Problem: Every line below that holds the string "folder" should be copied out.

Collected data entries:
┄┄┄┄┄┄

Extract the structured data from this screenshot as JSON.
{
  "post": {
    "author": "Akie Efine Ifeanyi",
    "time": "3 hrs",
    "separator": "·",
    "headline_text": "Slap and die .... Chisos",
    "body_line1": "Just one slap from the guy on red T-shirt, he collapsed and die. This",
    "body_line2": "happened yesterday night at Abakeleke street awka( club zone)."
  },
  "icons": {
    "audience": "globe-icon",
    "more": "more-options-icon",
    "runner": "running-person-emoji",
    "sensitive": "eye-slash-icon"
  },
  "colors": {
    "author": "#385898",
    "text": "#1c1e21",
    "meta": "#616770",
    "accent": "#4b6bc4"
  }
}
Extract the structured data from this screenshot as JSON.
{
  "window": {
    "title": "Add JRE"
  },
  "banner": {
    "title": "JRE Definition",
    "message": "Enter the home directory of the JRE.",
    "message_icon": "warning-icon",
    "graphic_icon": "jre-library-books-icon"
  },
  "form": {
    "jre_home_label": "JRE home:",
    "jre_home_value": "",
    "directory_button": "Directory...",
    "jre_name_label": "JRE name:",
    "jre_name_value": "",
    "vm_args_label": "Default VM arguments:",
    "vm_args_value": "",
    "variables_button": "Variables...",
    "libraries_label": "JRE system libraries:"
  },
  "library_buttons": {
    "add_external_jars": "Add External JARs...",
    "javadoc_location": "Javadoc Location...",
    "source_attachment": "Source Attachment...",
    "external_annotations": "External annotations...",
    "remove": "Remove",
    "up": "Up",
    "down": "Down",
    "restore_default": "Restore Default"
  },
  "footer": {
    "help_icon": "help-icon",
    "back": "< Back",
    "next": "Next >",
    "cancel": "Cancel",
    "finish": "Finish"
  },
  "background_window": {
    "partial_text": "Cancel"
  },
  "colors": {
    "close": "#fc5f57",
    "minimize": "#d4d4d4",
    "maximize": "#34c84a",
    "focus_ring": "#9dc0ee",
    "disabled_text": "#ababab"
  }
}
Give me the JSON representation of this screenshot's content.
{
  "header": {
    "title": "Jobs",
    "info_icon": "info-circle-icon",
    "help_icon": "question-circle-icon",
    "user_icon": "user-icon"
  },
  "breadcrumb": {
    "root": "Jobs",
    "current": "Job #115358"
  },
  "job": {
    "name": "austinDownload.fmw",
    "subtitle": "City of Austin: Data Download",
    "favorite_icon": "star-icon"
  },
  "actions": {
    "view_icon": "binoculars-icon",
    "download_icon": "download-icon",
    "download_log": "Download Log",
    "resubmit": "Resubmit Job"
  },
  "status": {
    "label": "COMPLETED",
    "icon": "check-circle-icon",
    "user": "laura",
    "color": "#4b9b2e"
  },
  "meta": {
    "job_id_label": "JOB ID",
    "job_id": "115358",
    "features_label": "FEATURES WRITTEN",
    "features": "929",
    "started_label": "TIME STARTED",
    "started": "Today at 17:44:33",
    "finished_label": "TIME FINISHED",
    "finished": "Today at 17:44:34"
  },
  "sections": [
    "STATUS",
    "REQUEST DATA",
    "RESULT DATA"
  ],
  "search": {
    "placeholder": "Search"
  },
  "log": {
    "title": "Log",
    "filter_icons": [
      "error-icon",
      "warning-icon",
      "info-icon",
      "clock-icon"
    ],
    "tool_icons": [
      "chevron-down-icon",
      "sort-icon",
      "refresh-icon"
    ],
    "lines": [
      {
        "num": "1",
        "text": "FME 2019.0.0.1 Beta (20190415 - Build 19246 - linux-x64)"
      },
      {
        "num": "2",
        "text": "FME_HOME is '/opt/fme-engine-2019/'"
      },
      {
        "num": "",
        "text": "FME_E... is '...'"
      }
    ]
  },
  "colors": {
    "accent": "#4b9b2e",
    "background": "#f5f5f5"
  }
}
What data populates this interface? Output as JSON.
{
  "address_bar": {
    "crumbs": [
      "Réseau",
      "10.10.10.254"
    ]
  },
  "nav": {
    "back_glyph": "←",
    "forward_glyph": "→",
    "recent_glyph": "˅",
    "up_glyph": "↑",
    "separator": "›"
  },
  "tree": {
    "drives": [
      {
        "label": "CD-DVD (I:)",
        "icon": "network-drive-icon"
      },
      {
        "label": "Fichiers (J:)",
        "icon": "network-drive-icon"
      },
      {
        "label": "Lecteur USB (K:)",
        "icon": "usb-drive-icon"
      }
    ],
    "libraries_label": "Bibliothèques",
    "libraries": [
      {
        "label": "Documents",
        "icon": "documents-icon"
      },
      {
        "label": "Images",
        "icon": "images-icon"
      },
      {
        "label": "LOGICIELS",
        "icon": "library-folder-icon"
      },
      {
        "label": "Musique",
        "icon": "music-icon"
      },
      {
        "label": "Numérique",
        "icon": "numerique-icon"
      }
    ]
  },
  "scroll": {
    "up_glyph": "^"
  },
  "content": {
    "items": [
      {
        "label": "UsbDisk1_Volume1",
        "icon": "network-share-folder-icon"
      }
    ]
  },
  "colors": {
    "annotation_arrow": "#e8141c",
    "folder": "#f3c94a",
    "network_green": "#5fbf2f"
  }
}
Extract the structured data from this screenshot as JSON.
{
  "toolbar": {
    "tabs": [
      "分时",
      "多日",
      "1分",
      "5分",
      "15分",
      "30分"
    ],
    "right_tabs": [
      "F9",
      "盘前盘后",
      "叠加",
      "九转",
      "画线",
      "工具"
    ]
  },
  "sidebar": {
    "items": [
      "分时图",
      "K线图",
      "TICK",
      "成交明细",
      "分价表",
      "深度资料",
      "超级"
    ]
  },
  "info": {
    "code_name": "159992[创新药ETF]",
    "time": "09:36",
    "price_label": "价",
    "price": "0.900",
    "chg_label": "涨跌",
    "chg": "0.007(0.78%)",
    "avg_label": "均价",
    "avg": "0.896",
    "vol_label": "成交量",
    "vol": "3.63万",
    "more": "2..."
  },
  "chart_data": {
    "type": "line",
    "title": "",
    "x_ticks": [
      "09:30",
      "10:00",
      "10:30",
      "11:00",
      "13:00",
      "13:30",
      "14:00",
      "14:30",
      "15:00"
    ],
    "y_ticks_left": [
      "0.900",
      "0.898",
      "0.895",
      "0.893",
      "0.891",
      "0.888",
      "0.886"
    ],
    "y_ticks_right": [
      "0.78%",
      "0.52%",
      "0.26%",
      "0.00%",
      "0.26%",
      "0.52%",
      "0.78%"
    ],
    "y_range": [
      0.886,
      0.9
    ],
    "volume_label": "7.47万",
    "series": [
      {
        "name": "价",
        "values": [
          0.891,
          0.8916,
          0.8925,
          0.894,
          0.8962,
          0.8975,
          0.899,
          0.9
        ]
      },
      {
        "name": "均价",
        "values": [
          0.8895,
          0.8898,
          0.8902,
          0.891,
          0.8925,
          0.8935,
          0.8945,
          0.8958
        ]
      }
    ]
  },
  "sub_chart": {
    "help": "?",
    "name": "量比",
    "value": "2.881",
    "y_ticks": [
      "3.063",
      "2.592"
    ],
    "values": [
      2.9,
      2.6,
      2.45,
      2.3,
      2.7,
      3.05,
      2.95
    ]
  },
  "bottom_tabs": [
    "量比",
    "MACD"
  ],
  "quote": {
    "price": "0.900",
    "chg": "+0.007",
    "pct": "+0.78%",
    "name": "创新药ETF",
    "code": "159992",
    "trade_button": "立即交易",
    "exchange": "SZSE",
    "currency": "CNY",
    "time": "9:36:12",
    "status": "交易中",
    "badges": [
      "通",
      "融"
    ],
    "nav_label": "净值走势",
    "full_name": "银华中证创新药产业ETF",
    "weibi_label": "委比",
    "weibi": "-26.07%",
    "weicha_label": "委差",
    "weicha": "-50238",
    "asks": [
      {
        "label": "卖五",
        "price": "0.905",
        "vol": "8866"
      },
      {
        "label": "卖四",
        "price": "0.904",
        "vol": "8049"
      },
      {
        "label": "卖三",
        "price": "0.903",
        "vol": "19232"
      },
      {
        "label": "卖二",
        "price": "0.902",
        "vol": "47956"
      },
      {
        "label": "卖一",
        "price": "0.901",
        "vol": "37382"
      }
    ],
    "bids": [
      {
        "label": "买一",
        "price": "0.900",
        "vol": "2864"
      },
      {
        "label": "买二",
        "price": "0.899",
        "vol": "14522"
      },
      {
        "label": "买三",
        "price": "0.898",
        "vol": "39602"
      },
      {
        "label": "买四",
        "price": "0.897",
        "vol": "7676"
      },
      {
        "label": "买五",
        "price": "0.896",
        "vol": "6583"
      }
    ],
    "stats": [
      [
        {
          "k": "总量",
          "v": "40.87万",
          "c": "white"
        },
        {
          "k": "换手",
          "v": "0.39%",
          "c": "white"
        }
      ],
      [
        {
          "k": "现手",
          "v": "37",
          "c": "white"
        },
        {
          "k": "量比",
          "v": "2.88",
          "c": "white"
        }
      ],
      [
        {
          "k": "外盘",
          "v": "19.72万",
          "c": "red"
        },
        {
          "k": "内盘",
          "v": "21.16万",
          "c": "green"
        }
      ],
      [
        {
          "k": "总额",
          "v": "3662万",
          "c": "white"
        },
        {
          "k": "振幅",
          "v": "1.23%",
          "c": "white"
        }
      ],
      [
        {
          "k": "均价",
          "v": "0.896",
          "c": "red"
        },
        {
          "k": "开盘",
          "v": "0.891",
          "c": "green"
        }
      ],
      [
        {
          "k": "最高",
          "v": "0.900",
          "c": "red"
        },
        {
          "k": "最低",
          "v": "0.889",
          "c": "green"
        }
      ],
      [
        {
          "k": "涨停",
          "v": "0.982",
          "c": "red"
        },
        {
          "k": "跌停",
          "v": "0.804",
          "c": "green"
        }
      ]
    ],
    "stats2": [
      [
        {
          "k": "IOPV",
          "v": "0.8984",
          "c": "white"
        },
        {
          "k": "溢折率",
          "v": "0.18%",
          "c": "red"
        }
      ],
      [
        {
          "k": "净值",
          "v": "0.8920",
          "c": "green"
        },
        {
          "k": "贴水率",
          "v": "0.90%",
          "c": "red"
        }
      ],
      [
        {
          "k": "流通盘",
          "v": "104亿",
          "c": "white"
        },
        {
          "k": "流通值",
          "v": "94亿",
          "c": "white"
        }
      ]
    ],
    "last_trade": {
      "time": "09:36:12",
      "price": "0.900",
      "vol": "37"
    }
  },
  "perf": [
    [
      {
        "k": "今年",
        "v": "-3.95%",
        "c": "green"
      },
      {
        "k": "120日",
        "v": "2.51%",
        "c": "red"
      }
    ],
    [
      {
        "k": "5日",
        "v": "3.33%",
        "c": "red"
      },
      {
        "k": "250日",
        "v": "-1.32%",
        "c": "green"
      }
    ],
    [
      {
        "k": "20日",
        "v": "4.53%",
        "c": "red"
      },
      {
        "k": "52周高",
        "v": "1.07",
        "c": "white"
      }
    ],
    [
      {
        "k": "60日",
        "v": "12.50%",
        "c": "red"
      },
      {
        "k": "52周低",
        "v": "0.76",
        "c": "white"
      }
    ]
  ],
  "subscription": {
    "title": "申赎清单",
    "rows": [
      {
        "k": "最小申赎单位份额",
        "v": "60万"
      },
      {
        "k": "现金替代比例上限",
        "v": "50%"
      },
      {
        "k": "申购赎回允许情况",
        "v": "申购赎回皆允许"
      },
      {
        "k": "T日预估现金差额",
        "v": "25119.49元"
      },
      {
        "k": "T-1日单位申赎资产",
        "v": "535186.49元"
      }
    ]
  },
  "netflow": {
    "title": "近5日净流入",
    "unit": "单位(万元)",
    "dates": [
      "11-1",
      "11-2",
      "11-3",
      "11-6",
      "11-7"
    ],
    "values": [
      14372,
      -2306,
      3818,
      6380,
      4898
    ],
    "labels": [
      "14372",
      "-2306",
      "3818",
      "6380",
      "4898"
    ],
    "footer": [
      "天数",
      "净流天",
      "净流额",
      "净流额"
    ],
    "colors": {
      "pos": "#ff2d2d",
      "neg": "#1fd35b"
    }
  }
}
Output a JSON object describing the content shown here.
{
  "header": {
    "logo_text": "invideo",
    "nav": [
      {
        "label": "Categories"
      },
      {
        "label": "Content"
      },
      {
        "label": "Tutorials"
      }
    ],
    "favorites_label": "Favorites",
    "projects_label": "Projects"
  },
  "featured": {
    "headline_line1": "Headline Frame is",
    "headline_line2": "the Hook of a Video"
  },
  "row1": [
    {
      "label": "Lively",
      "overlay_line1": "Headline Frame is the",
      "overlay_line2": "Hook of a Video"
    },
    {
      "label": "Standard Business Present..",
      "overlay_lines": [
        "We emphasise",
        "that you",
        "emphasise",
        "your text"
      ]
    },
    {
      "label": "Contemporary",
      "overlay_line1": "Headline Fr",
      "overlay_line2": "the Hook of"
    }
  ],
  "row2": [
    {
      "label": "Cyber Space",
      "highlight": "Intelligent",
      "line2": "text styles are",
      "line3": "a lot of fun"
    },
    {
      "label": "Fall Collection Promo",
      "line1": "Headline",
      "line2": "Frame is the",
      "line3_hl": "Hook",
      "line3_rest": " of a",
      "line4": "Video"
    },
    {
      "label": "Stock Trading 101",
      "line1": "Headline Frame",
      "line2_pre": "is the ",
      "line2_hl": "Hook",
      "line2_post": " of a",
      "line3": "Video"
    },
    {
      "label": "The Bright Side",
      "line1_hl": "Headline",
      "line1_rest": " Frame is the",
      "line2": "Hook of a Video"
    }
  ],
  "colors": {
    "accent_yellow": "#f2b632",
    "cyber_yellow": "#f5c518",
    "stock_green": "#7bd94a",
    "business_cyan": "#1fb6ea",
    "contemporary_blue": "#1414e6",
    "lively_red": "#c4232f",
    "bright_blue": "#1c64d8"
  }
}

┄┄┄┄┄┄

Result:
        "icon": "library-folder-icon"
        "icon": "network-share-folder-icon"
    "folder": "#f3c94a",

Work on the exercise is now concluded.